◆ What to do
In the part of the listing that opens with the line containing "y-axis-line [62, 45, 69, 368]" and closes with the line containing "x-tick-label: Penaeus vannamei", swap "legend-swatch" for "legend-marker" and write those lines out again with nothing else changed.
──────────
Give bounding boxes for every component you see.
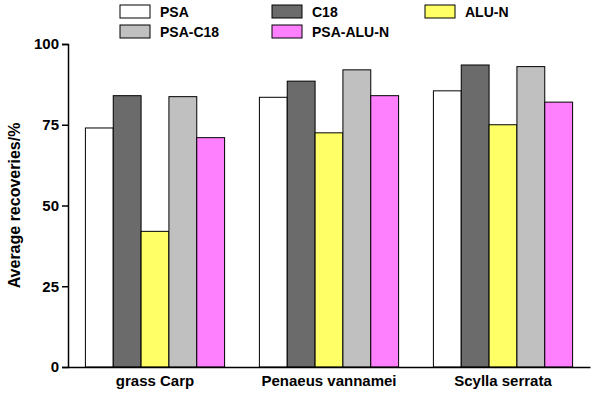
y-axis-line [62, 45, 69, 368]
chart: 0 25 50 75 100 grass Carp Penaeus vannamei Scyl… [0, 0, 600, 403]
bar [141, 231, 169, 367]
bar [489, 125, 517, 367]
legend-swatch [120, 5, 150, 18]
y-tick-mark [62, 367, 68, 369]
x-tick-label: grass Carp [116, 372, 194, 389]
legend-swatch [120, 25, 150, 38]
x-tick: Scylla serrata [454, 367, 552, 389]
x-tick-label: Penaeus vannamei [261, 372, 396, 389]
bar [315, 133, 343, 367]
legend-item: PSA [120, 4, 189, 20]
legend-label: PSA-ALU-N [312, 24, 389, 40]
legend-label: PSA [160, 4, 189, 20]
x-tick: Penaeus vannamei [261, 367, 396, 389]
legend-swatch [272, 5, 302, 18]
y-tick: 100 [34, 35, 68, 52]
y-tick: 25 [42, 278, 68, 295]
legend: PSA C18 ALU-N PSA-C18 PSA-ALU-N [120, 4, 509, 40]
legend-item: PSA-ALU-N [272, 24, 389, 40]
y-tick-label: 25 [42, 278, 59, 295]
y-tick: 75 [42, 116, 68, 133]
bar [461, 65, 489, 367]
y-tick-mark [62, 125, 68, 127]
y-tick-label: 75 [42, 116, 59, 133]
legend-item: ALU-N [425, 4, 509, 20]
y-tick-label: 0 [51, 358, 59, 375]
legend-item: PSA-C18 [120, 24, 219, 40]
y-tick-label: 50 [42, 197, 59, 214]
legend-label: ALU-N [465, 4, 509, 20]
bar [113, 96, 141, 367]
y-tick-label: 100 [34, 35, 59, 52]
bar [259, 97, 287, 367]
y-axis-title: Average recoveries/% [6, 123, 23, 289]
bar [85, 128, 113, 367]
bars [85, 65, 572, 367]
legend-label: C18 [312, 4, 338, 20]
x-tick: grass Carp [116, 367, 194, 389]
legend-label: PSA-C18 [160, 24, 219, 40]
x-axis-line [69, 367, 591, 369]
legend-item: C18 [272, 4, 338, 20]
bar [517, 67, 545, 367]
bar [343, 70, 371, 367]
bar [371, 96, 399, 367]
bar [197, 138, 225, 367]
y-tick: 50 [42, 197, 68, 214]
legend-swatch [425, 5, 455, 18]
y-tick-mark [62, 44, 68, 46]
bar [433, 91, 461, 367]
y-tick: 0 [51, 358, 68, 375]
y-axis: 0 25 50 75 100 [34, 35, 69, 375]
bar [545, 102, 573, 367]
legend-swatch [272, 25, 302, 38]
x-axis: grass Carp Penaeus vannamei Scylla serrata [69, 367, 591, 389]
bar [287, 81, 315, 367]
x-tick-label: Scylla serrata [454, 372, 552, 389]
y-tick-mark [62, 205, 68, 207]
y-tick-mark [62, 286, 68, 288]
bar [169, 97, 197, 367]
──────────
◆ Task output
y-axis-line [62, 45, 69, 368]
chart: 0 25 50 75 100 grass Carp Penaeus vannamei Scyl… [0, 0, 600, 403]
bar [141, 231, 169, 367]
bar [489, 125, 517, 367]
legend-marker [120, 5, 150, 18]
y-tick-mark [62, 367, 68, 369]
x-tick-label: grass Carp [116, 372, 194, 389]
legend-marker [120, 25, 150, 38]
x-tick: Scylla serrata [454, 367, 552, 389]
x-tick-label: Penaeus vannamei [261, 372, 396, 389]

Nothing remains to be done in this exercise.